• **About this exercise**: Find every line below with "đúng" in it and give only how many there are.

Image records of document pages
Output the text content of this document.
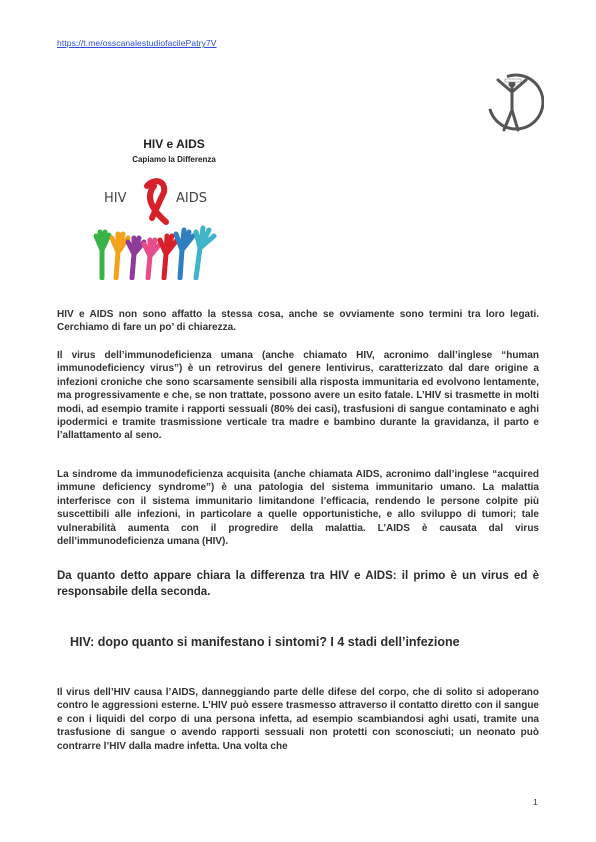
https://t.me/osscanalestudiofacilePatry7V
HIV e AIDS
Capiamo la Differenza
HIV	AIDS

HIV e AIDS non sono affatto la stessa cosa, anche se ovviamente sono termini tra loro legati. Cerchiamo di fare un po’ di chiarezza.

Il virus dell’immunodeficienza umana (anche chiamato HIV, acronimo dall’inglese “human immunodeficiency virus”) è un retrovirus del genere lentivirus, caratterizzato dal dare origine a infezioni croniche che sono scarsamente sensibili alla risposta immunitaria ed evolvono lentamente, ma progressivamente e che, se non trattate, possono avere un esito fatale. L’HIV si trasmette in molti modi, ad esempio tramite i rapporti sessuali (80% dei casi), trasfusioni di sangue contaminato e aghi ipodermici e tramite trasmissione verticale tra madre e bambino durante la gravidanza, il parto e l’allattamento al seno.

La sindrome da immunodeficienza acquisita (anche chiamata AIDS, acronimo dall’inglese “acquired immune deficiency syndrome”) è una patologia del sistema immunitario umano. La malattia interferisce con il sistema immunitario limitandone l’efficacia, rendendo le persone colpite più suscettibili alle infezioni, in particolare a quelle opportunistiche, e allo sviluppo di tumori; tale vulnerabilità aumenta con il progredire della malattia. L’AIDS è causata dal virus dell’immunodeficienza umana (HIV).

Da quanto detto appare chiara la differenza tra HIV e AIDS: il primo è un virus ed è responsabile della seconda.

HIV: dopo quanto si manifestano i sintomi? I 4 stadi dell’infezione

Il virus dell’HIV causa l’AIDS, danneggiando parte delle difese del corpo, che di solito si adoperano contro le aggressioni esterne. L’HIV può essere trasmesso attraverso il contatto diretto con il sangue e con i liquidi del corpo di una persona infetta, ad esempio scambiandosi aghi usati, tramite una trasfusione di sangue o avendo rapporti sessuali non protetti con sconosciuti; un neonato può contrarre l’HIV dalla madre infetta. Una volta che

1
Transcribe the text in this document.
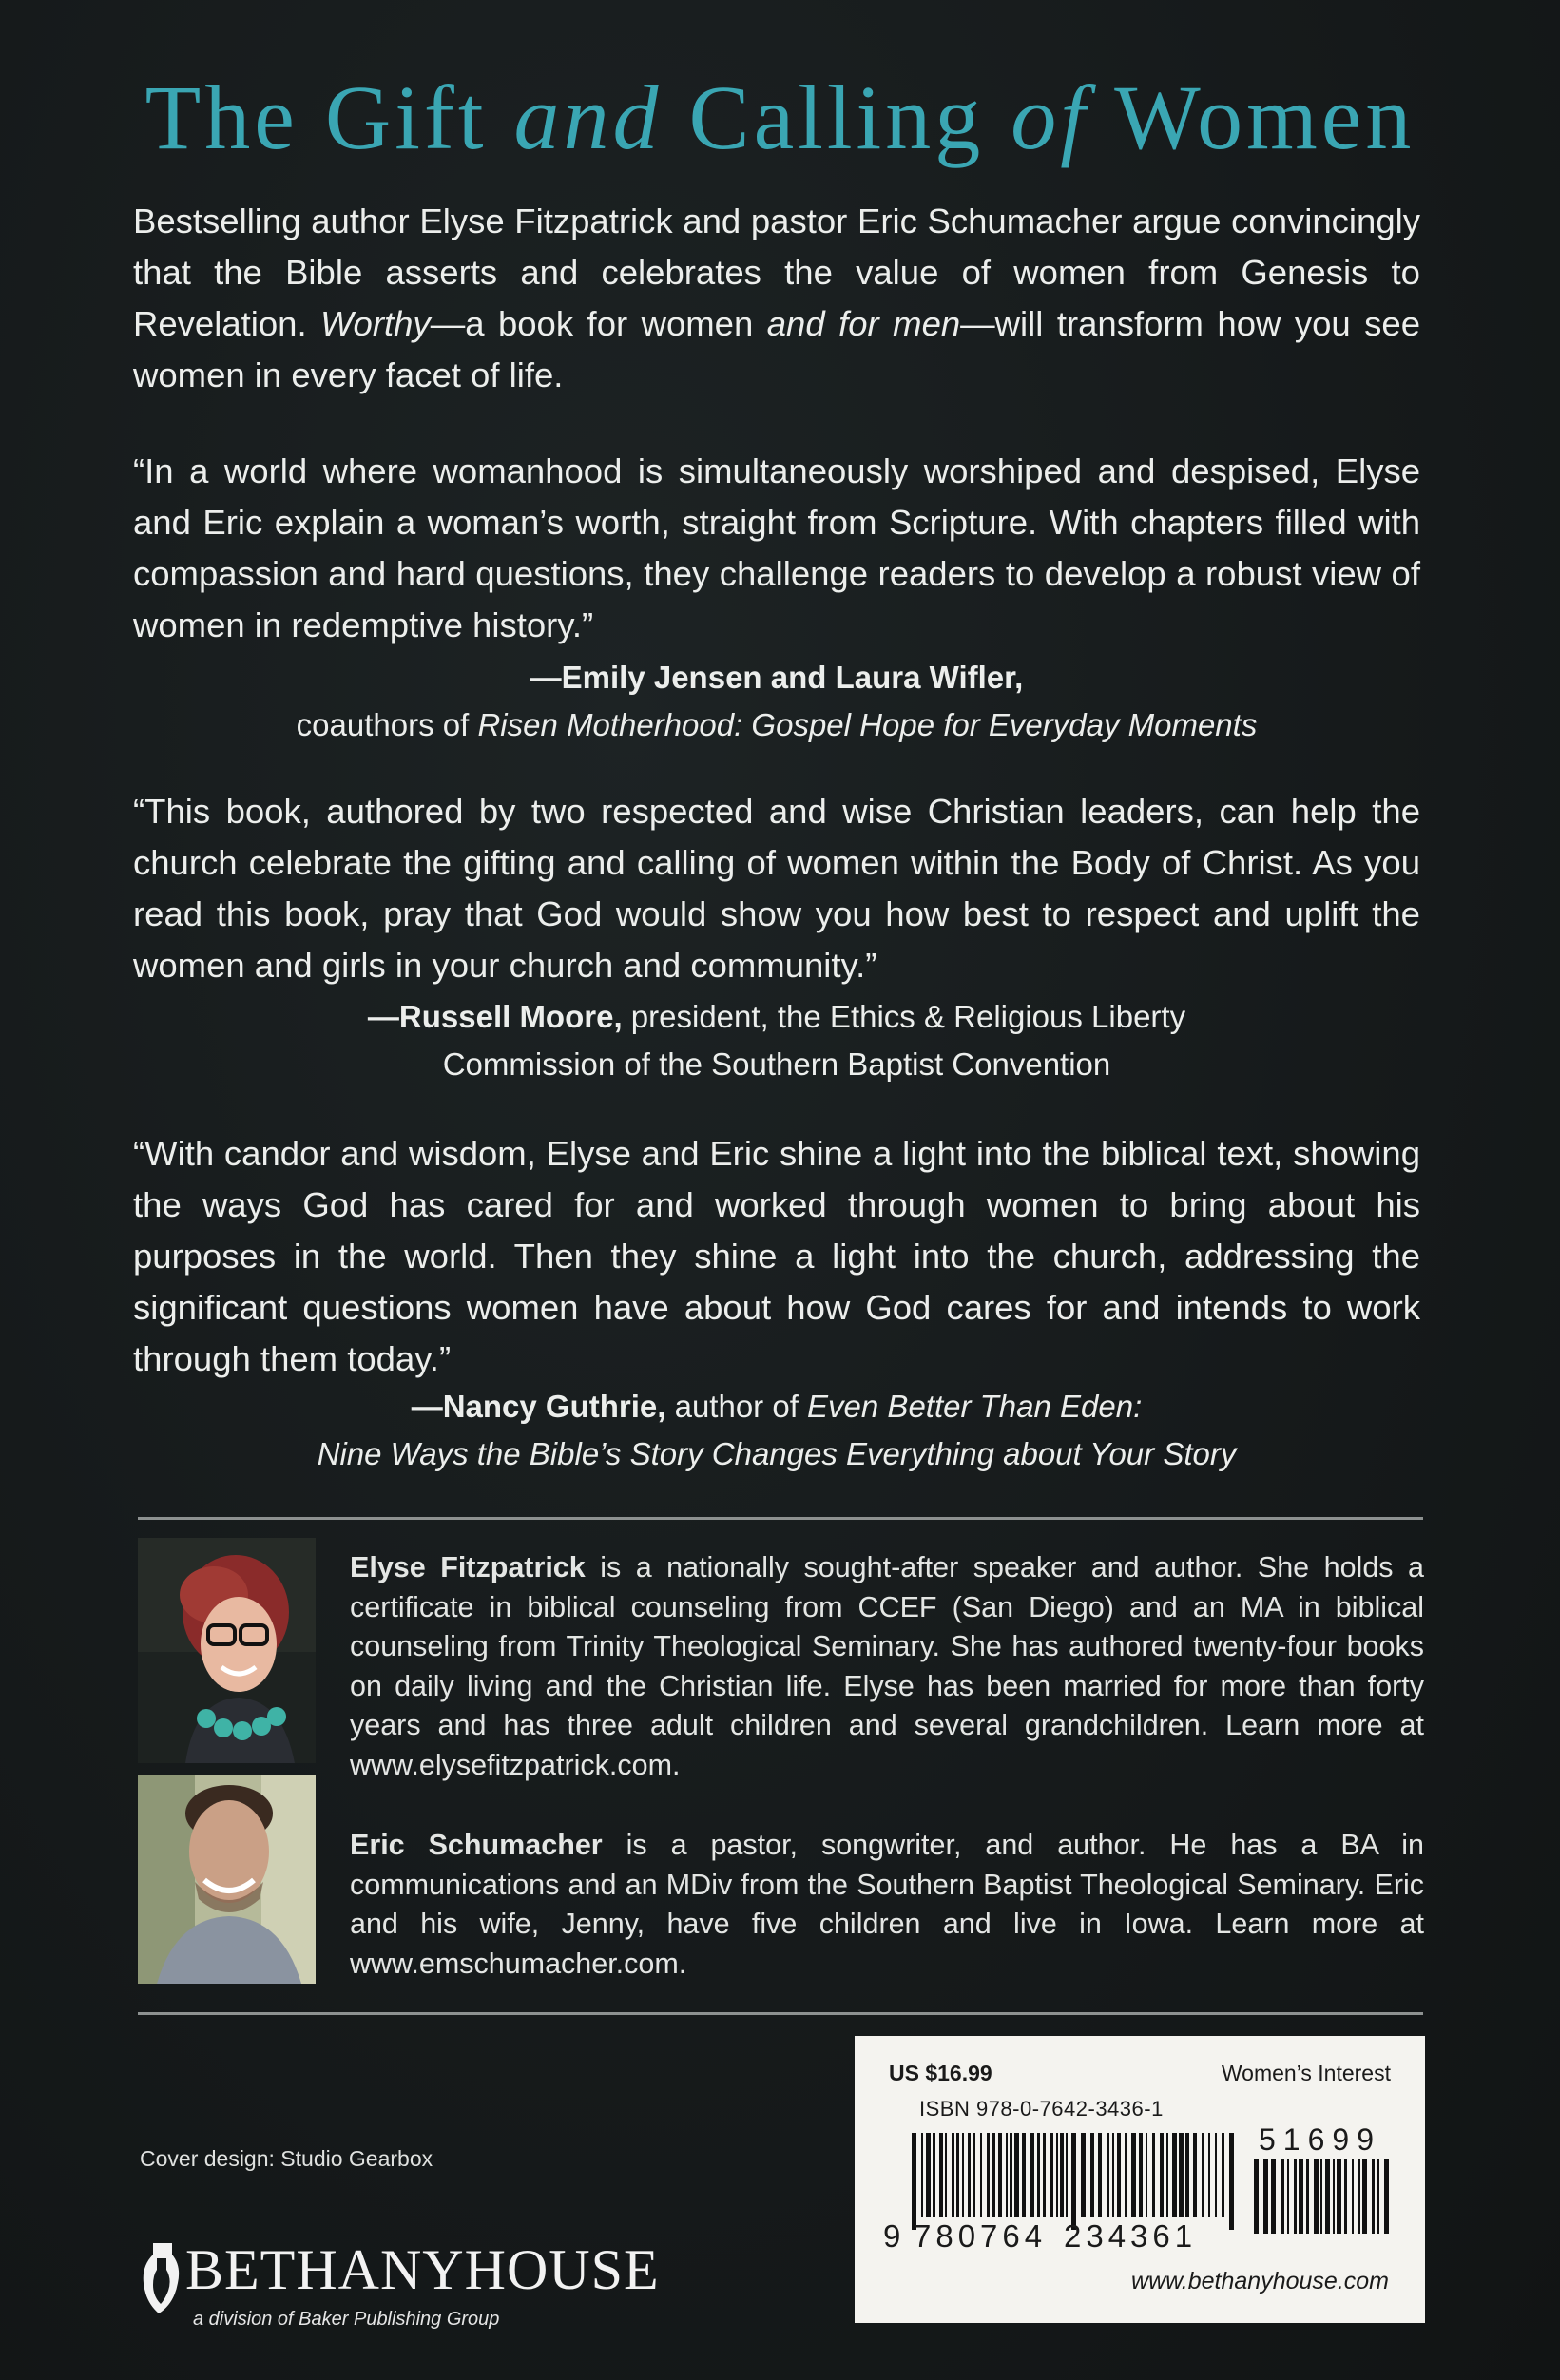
The Gift and Calling of Women
Bestselling author Elyse Fitzpatrick and pastor Eric Schumacher argue convincingly that the Bible asserts and celebrates the value of women from Genesis to Revelation. Worthy—a book for women and for men—will transform how you see women in every facet of life.
“In a world where womanhood is simultaneously worshiped and despised, Elyse and Eric explain a woman’s worth, straight from Scripture. With chapters filled with compassion and hard questions, they challenge readers to develop a robust view of women in redemptive history.”
—Emily Jensen and Laura Wifler,
coauthors of Risen Motherhood: Gospel Hope for Everyday Moments
“This book, authored by two respected and wise Christian leaders, can help the church celebrate the gifting and calling of women within the Body of Christ. As you read this book, pray that God would show you how best to respect and uplift the women and girls in your church and community.”
—Russell Moore, president, the Ethics & Religious Liberty
Commission of the Southern Baptist Convention
“With candor and wisdom, Elyse and Eric shine a light into the biblical text, showing the ways God has cared for and worked through women to bring about his purposes in the world. Then they shine a light into the church, addressing the significant questions women have about how God cares for and intends to work through them today.”
—Nancy Guthrie, author of Even Better Than Eden:
Nine Ways the Bible’s Story Changes Everything about Your Story
Elyse Fitzpatrick is a nationally sought-after speaker and author. She holds a certificate in biblical counseling from CCEF (San Diego) and an MA in biblical counseling from Trinity Theological Seminary. She has authored twenty-four books on daily living and the Christian life. Elyse has been married for more than forty years and has three adult children and several grandchildren. Learn more at www.elysefitzpatrick.com.
Eric Schumacher is a pastor, songwriter, and author. He has a BA in communications and an MDiv from the Southern Baptist Theological Seminary. Eric and his wife, Jenny, have five children and live in Iowa. Learn more at www.emschumacher.com.
Cover design: Studio Gearbox
BETHANYHOUSE
a division of Baker Publishing Group
US $16.99	Women’s Interest
ISBN 978-0-7642-3436-1
9 780764 234361
51699
www.bethanyhouse.com
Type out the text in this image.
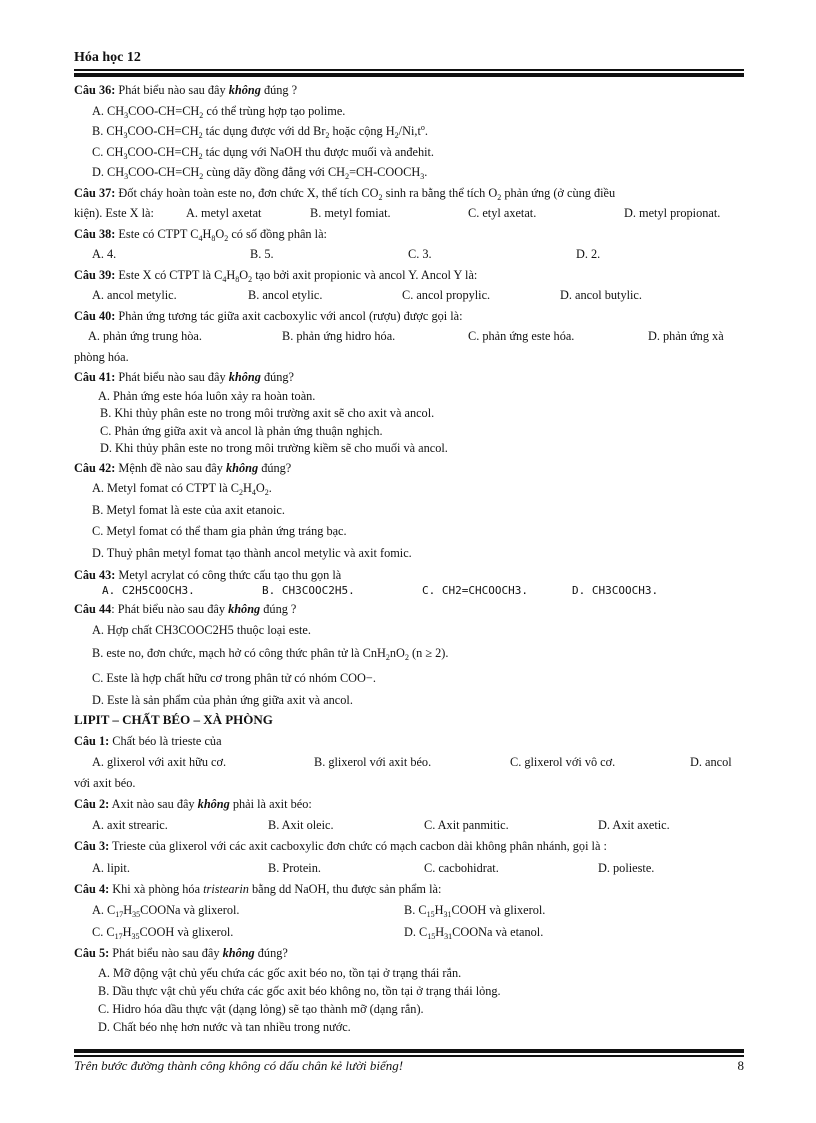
Hóa học 12

Câu 36: Phát biểu nào sau đây không đúng ?

A. $CH_3COO-CH=CH_2$ có thể trùng hợp tạo polime.

B. $CH_3COO-CH=CH_2$ tác dụng được với dd $Br_2$ hoặc cộng $H_2/Ni,t^o$.

C. $CH_3COO-CH=CH_2$ tác dụng với NaOH thu được muối và anđehit.

D. $CH_3COO-CH=CH_2$ cùng dãy đồng đẳng với $CH_2=CH-COOCH_3$.

Câu 37: Đốt cháy hoàn toàn este no, đơn chức X, thể tích $CO_2$ sinh ra bằng thể tích $O_2$ phản ứng (ở cùng điều

kiện). Este X là:	A. metyl axetat	B. metyl fomiat.	C. etyl axetat.	D. metyl propionat.

Câu 38: Este có CTPT $C_4H_8O_2$ có số đồng phân là:

A. 4.	B. 5.	C. 3.	D. 2.

Câu 39: Este X có CTPT là $C_4H_8O_2$ tạo bởi axit propionic và ancol Y. Ancol Y là:

A. ancol metylic.	B. ancol etylic.	C. ancol propylic.	D. ancol butylic.

Câu 40: Phản ứng tương tác giữa axit cacboxylic với ancol (rượu) được gọi là:

A. phản ứng trung hòa.	B. phản ứng hidro hóa.	C. phản ứng este hóa.	D. phản ứng xà

phòng hóa.

Câu 41: Phát biểu nào sau đây không đúng?

A. Phản ứng este hóa luôn xảy ra hoàn toàn.

B. Khi thủy phân este no trong môi trường axit sẽ cho axit và ancol.

C. Phản ứng giữa axit và ancol là phản ứng thuận nghịch.

D. Khi thủy phân este no trong môi trường kiềm sẽ cho muối và ancol.

Câu 42: Mệnh đề nào sau đây không đúng?

A. Metyl fomat có CTPT là $C_2H_4O_2$.

B. Metyl fomat là este của axit etanoic.

C. Metyl fomat có thể tham gia phản ứng tráng bạc.

D. Thuỷ phân metyl fomat tạo thành ancol metylic và axit fomic.

Câu 43: Metyl acrylat có công thức cấu tạo thu gọn là

A. C2H5COOCH3.	B. CH3COOC2H5.	C. CH2=CHCOOCH3.	D. CH3COOCH3.

Câu 44: Phát biểu nào sau đây không đúng ?

A. Hợp chất CH3COOC2H5 thuộc loại este.

B. este no, đơn chức, mạch hở có công thức phân tử là $CnH_2nO_2$ (n ≥ 2).

C. Este là hợp chất hữu cơ trong phân tử có nhóm COO−.

D. Este là sản phẩm của phản ứng giữa axit và ancol.

LIPIT – CHẤT BÉO – XÀ PHÒNG

Câu 1: Chất béo là trieste của

A. glixerol với axit hữu cơ.	B. glixerol với axit béo.	C. glixerol với vô cơ.	D. ancol

với axit béo.

Câu 2: Axit nào sau đây không phải là axit béo:

A. axit strearic.	B. Axit oleic.	C. Axit panmitic.	D. Axit axetic.

Câu 3: Trieste của glixerol với các axit cacboxylic đơn chức có mạch cacbon dài không phân nhánh, gọi là :

A. lipit.	B. Protein.	C. cacbohidrat.	D. polieste.

Câu 4: Khi xà phòng hóa tristearin bằng dd NaOH, thu được sản phẩm là:

A. $C_{17}H_{35}COONa$ và glixerol.	B. $C_{15}H_{31}COOH$ và glixerol.

C. $C_{17}H_{35}COOH$ và glixerol.	D. $C_{15}H_{31}COONa$ và etanol.

Câu 5: Phát biểu nào sau đây không đúng?

A. Mỡ động vật chủ yếu chứa các gốc axit béo no, tồn tại ở trạng thái rắn.

B. Dầu thực vật chủ yếu chứa các gốc axit béo không no, tồn tại ở trạng thái lỏng.

C. Hidro hóa dầu thực vật (dạng lỏng) sẽ tạo thành mỡ (dạng rắn).

D. Chất béo nhẹ hơn nước và tan nhiều trong nước.

Trên bước đường thành công không có dấu chân kẻ lười biếng!	8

• **Answer space**: 5